:: LISTED RECORDS
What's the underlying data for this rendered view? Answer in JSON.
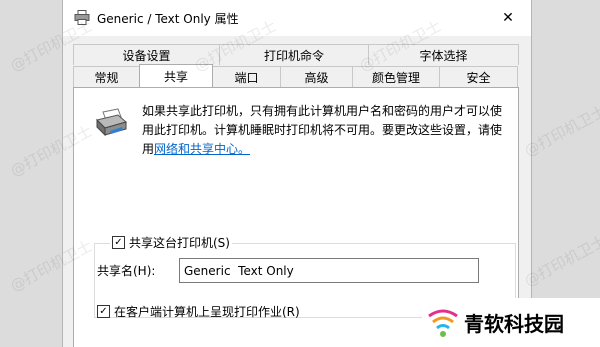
{
  "window": {
    "title": "Generic / Text Only 属性",
    "close_glyph": "✕"
  },
  "tabs": {
    "back_row": [
      "设备设置",
      "打印机命令",
      "字体选择"
    ],
    "front_row": [
      "常规",
      "共享",
      "端口",
      "高级",
      "颜色管理",
      "安全"
    ],
    "active": "共享"
  },
  "info": {
    "line1": "如果共享此打印机，只有拥有此计算机用户名和密码的用户才可以使",
    "line2": "用此打印机。计算机睡眠时打印机将不可用。要更改这些设置，请使",
    "line3_prefix": "用",
    "link": "网络和共享中心。"
  },
  "share": {
    "checkbox_label": "共享这台打印机(S)",
    "checkbox_checked": true,
    "name_label": "共享名(H):",
    "name_value": "Generic  Text Only",
    "render_label": "在客户端计算机上呈现打印作业(R)",
    "render_checked": true
  },
  "watermark": {
    "text": "@打印机卫士"
  },
  "brand": {
    "text": "青软科技园"
  }
}
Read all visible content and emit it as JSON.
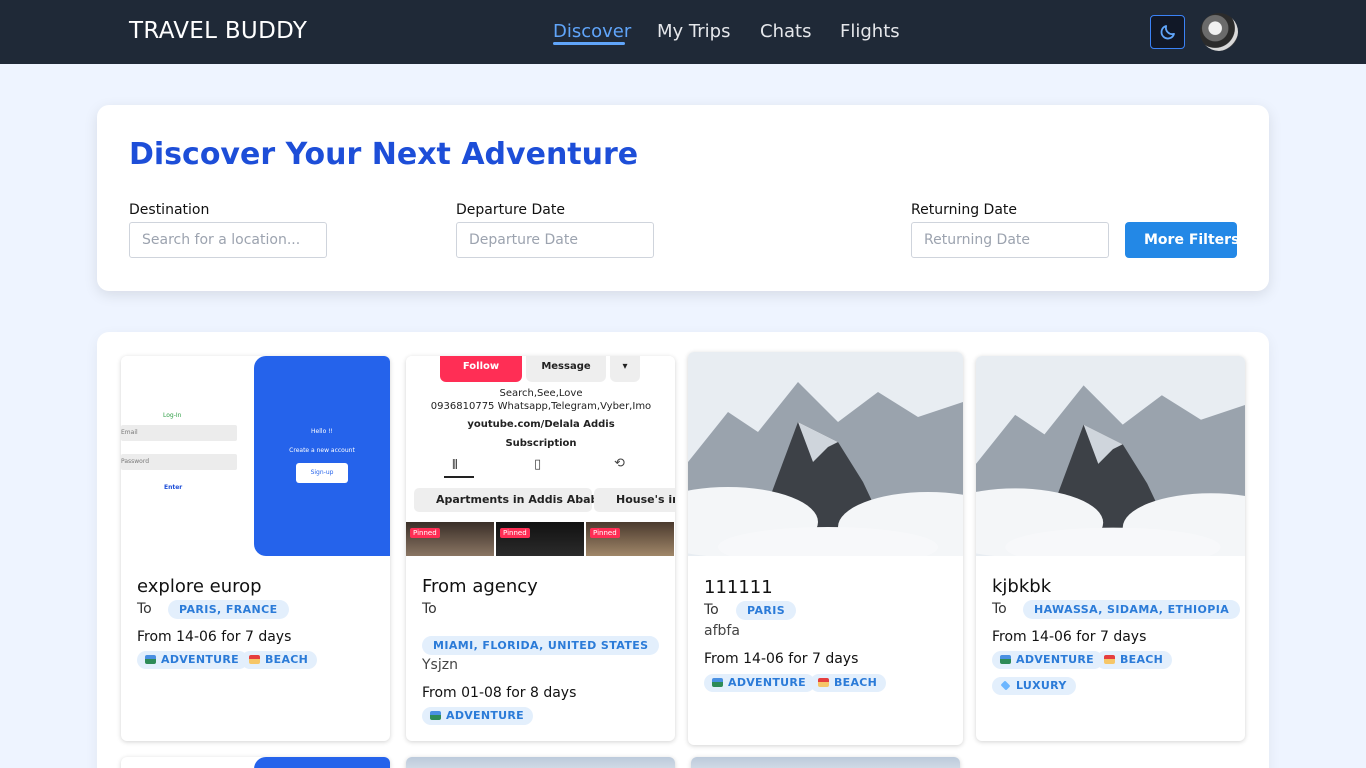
{
  "navbar": {
    "brand": "TRAVEL BUDDY",
    "links": [
      "Discover",
      "My Trips",
      "Chats",
      "Flights"
    ],
    "active_link": "Discover",
    "theme_icon": "moon-icon"
  },
  "search": {
    "title": "Discover Your Next Adventure",
    "destination_label": "Destination",
    "destination_placeholder": "Search for a location...",
    "departure_label": "Departure Date",
    "departure_placeholder": "Departure Date",
    "returning_label": "Returning Date",
    "returning_placeholder": "Returning Date",
    "more_filters": "More Filters"
  },
  "cards": [
    {
      "title": "explore europ",
      "to": "To",
      "location": "PARIS, FRANCE",
      "description": "",
      "dates": "From 14-06 for 7 days",
      "tags": [
        "ADVENTURE",
        "BEACH"
      ]
    },
    {
      "title": "From agency",
      "to": "To",
      "location": "MIAMI, FLORIDA, UNITED STATES",
      "description": "Ysjzn",
      "dates": "From 01-08 for 8 days",
      "tags": [
        "ADVENTURE"
      ]
    },
    {
      "title": "111111",
      "to": "To",
      "location": "PARIS",
      "description": "afbfa",
      "dates": "From 14-06 for 7 days",
      "tags": [
        "ADVENTURE",
        "BEACH"
      ]
    },
    {
      "title": "kjbkbk",
      "to": "To",
      "location": "HAWASSA, SIDAMA, ETHIOPIA",
      "description": "",
      "dates": "From 14-06 for 7 days",
      "tags": [
        "ADVENTURE",
        "BEACH",
        "LUXURY"
      ]
    }
  ],
  "card_images": {
    "login": {
      "login_label": "Log-In",
      "email_hint": "Email",
      "password_hint": "Password",
      "enter": "Enter",
      "hello": "Hello !!",
      "create": "Create a new account",
      "signup": "Sign-up"
    },
    "insta": {
      "follow": "Follow",
      "message": "Message",
      "bio1": "Search,See,Love",
      "bio2": "0936810775 Whatsapp,Telegram,Vyber,Imo",
      "bio3": "youtube.com/Delala Addis",
      "bio4": "Subscription",
      "chip1": "Apartments in Addis Ababa",
      "chip2": "House's in A",
      "pinned": "Pinned"
    }
  }
}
::::
▶ _TASK DESCRIPTION_
Restate the records above in full, word for word. Keep pictures out.

▶ _RESPONSE TO THIS TASK_
What's the underlying data for this rendered view? Answer in JSON.
{
  "window": {
    "title": "Generic / Text Only 属性",
    "close_glyph": "✕"
  },
  "tabs": {
    "back_row": [
      "设备设置",
      "打印机命令",
      "字体选择"
    ],
    "front_row": [
      "常规",
      "共享",
      "端口",
      "高级",
      "颜色管理",
      "安全"
    ],
    "active": "共享"
  },
  "info": {
    "line1": "如果共享此打印机，只有拥有此计算机用户名和密码的用户才可以使",
    "line2": "用此打印机。计算机睡眠时打印机将不可用。要更改这些设置，请使",
    "line3_prefix": "用",
    "link": "网络和共享中心。"
  },
  "share": {
    "checkbox_label": "共享这台打印机(S)",
    "checkbox_checked": true,
    "name_label": "共享名(H):",
    "name_value": "Generic  Text Only",
    "render_label": "在客户端计算机上呈现打印作业(R)",
    "render_checked": true
  },
  "watermark": {
    "text": "@打印机卫士"
  },
  "brand": {
    "text": "青软科技园"
  }
}
Read all visible content and emit it as JSON.
{
  "navbar": {
    "brand": "TRAVEL BUDDY",
    "links": [
      "Discover",
      "My Trips",
      "Chats",
      "Flights"
    ],
    "active_link": "Discover",
    "theme_icon": "moon-icon"
  },
  "search": {
    "title": "Discover Your Next Adventure",
    "destination_label": "Destination",
    "destination_placeholder": "Search for a location...",
    "departure_label": "Departure Date",
    "departure_placeholder": "Departure Date",
    "returning_label": "Returning Date",
    "returning_placeholder": "Returning Date",
    "more_filters": "More Filters"
  },
  "cards": [
    {
      "title": "explore europ",
      "to": "To",
      "location": "PARIS, FRANCE",
      "description": "",
      "dates": "From 14-06 for 7 days",
      "tags": [
        "ADVENTURE",
        "BEACH"
      ]
    },
    {
      "title": "From agency",
      "to": "To",
      "location": "MIAMI, FLORIDA, UNITED STATES",
      "description": "Ysjzn",
      "dates": "From 01-08 for 8 days",
      "tags": [
        "ADVENTURE"
      ]
    },
    {
      "title": "111111",
      "to": "To",
      "location": "PARIS",
      "description": "afbfa",
      "dates": "From 14-06 for 7 days",
      "tags": [
        "ADVENTURE",
        "BEACH"
      ]
    },
    {
      "title": "kjbkbk",
      "to": "To",
      "location": "HAWASSA, SIDAMA, ETHIOPIA",
      "description": "",
      "dates": "From 14-06 for 7 days",
      "tags": [
        "ADVENTURE",
        "BEACH",
        "LUXURY"
      ]
    }
  ],
  "card_images": {
    "login": {
      "login_label": "Log-In",
      "email_hint": "Email",
      "password_hint": "Password",
      "enter": "Enter",
      "hello": "Hello !!",
      "create": "Create a new account",
      "signup": "Sign-up"
    },
    "insta": {
      "follow": "Follow",
      "message": "Message",
      "bio1": "Search,See,Love",
      "bio2": "0936810775 Whatsapp,Telegram,Vyber,Imo",
      "bio3": "youtube.com/Delala Addis",
      "bio4": "Subscription",
      "chip1": "Apartments in Addis Ababa",
      "chip2": "House's in A",
      "pinned": "Pinned"
    }
  }
}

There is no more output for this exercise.